# What is asked
Each line that follows is to be retyped exactly.

═══ Records provided

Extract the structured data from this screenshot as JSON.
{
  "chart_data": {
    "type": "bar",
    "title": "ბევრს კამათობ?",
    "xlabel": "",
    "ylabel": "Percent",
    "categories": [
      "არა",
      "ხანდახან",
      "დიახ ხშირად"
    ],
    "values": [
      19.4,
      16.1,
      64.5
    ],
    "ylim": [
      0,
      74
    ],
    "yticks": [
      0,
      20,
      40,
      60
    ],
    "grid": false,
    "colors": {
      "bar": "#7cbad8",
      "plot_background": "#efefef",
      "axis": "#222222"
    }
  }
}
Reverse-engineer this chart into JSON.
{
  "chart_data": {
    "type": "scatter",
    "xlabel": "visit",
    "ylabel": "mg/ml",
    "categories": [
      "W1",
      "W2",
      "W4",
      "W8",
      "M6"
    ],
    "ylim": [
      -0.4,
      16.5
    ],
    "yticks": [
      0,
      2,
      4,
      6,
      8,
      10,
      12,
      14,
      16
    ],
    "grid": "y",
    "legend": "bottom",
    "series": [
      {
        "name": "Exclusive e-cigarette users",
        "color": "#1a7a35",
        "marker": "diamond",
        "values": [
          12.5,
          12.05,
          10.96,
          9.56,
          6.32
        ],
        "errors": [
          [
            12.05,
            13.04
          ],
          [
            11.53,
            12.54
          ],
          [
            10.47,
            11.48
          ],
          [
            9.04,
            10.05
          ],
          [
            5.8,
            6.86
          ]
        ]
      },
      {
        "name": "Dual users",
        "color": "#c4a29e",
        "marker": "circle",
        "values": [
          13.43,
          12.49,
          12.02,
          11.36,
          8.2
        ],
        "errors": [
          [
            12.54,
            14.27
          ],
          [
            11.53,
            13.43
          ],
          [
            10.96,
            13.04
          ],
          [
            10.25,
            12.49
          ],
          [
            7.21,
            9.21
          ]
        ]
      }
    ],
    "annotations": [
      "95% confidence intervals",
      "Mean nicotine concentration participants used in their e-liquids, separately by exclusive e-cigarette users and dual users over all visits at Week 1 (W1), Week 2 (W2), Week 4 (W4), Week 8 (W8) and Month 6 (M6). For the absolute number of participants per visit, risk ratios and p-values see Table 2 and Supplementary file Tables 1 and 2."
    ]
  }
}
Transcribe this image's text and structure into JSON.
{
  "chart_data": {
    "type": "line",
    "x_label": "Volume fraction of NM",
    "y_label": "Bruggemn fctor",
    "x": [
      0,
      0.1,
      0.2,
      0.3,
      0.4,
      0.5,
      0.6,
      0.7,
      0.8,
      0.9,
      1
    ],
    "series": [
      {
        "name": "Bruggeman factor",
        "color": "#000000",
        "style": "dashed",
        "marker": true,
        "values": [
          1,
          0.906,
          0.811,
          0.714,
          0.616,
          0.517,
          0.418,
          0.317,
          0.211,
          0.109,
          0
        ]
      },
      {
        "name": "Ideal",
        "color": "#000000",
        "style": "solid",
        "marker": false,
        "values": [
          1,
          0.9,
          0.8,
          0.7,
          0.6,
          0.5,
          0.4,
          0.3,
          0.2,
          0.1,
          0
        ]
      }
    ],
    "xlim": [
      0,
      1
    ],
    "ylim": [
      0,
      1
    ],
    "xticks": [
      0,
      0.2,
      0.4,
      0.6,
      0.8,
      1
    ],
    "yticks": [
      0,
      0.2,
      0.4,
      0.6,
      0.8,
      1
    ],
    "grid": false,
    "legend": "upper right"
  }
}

══════

# Answer in full
Extract the structured data from this screenshot as JSON.
{
  "chart_data": {
    "type": "bar",
    "title": "ბევრს კამათობ?",
    "xlabel": "",
    "ylabel": "Percent",
    "categories": [
      "არა",
      "ხანდახან",
      "დიახ ხშირად"
    ],
    "values": [
      19.4,
      16.1,
      64.5
    ],
    "ylim": [
      0,
      74
    ],
    "yticks": [
      0,
      20,
      40,
      60
    ],
    "grid": false,
    "colors": {
      "bar": "#7cbad8",
      "plot_background": "#efefef",
      "axis": "#222222"
    }
  }
}
Reverse-engineer this chart into JSON.
{
  "chart_data": {
    "type": "scatter",
    "xlabel": "visit",
    "ylabel": "mg/ml",
    "categories": [
      "W1",
      "W2",
      "W4",
      "W8",
      "M6"
    ],
    "ylim": [
      -0.4,
      16.5
    ],
    "yticks": [
      0,
      2,
      4,
      6,
      8,
      10,
      12,
      14,
      16
    ],
    "grid": "y",
    "legend": "bottom",
    "series": [
      {
        "name": "Exclusive e-cigarette users",
        "color": "#1a7a35",
        "marker": "diamond",
        "values": [
          12.5,
          12.05,
          10.96,
          9.56,
          6.32
        ],
        "errors": [
          [
            12.05,
            13.04
          ],
          [
            11.53,
            12.54
          ],
          [
            10.47,
            11.48
          ],
          [
            9.04,
            10.05
          ],
          [
            5.8,
            6.86
          ]
        ]
      },
      {
        "name": "Dual users",
        "color": "#c4a29e",
        "marker": "circle",
        "values": [
          13.43,
          12.49,
          12.02,
          11.36,
          8.2
        ],
        "errors": [
          [
            12.54,
            14.27
          ],
          [
            11.53,
            13.43
          ],
          [
            10.96,
            13.04
          ],
          [
            10.25,
            12.49
          ],
          [
            7.21,
            9.21
          ]
        ]
      }
    ],
    "annotations": [
      "95% confidence intervals",
      "Mean nicotine concentration participants used in their e-liquids, separately by exclusive e-cigarette users and dual users over all visits at Week 1 (W1), Week 2 (W2), Week 4 (W4), Week 8 (W8) and Month 6 (M6). For the absolute number of participants per visit, risk ratios and p-values see Table 2 and Supplementary file Tables 1 and 2."
    ]
  }
}
Transcribe this image's text and structure into JSON.
{
  "chart_data": {
    "type": "line",
    "x_label": "Volume fraction of NM",
    "y_label": "Bruggemn fctor",
    "x": [
      0,
      0.1,
      0.2,
      0.3,
      0.4,
      0.5,
      0.6,
      0.7,
      0.8,
      0.9,
      1
    ],
    "series": [
      {
        "name": "Bruggeman factor",
        "color": "#000000",
        "style": "dashed",
        "marker": true,
        "values": [
          1,
          0.906,
          0.811,
          0.714,
          0.616,
          0.517,
          0.418,
          0.317,
          0.211,
          0.109,
          0
        ]
      },
      {
        "name": "Ideal",
        "color": "#000000",
        "style": "solid",
        "marker": false,
        "values": [
          1,
          0.9,
          0.8,
          0.7,
          0.6,
          0.5,
          0.4,
          0.3,
          0.2,
          0.1,
          0
        ]
      }
    ],
    "xlim": [
      0,
      1
    ],
    "ylim": [
      0,
      1
    ],
    "xticks": [
      0,
      0.2,
      0.4,
      0.6,
      0.8,
      1
    ],
    "yticks": [
      0,
      0.2,
      0.4,
      0.6,
      0.8,
      1
    ],
    "grid": false,
    "legend": "upper right"
  }
}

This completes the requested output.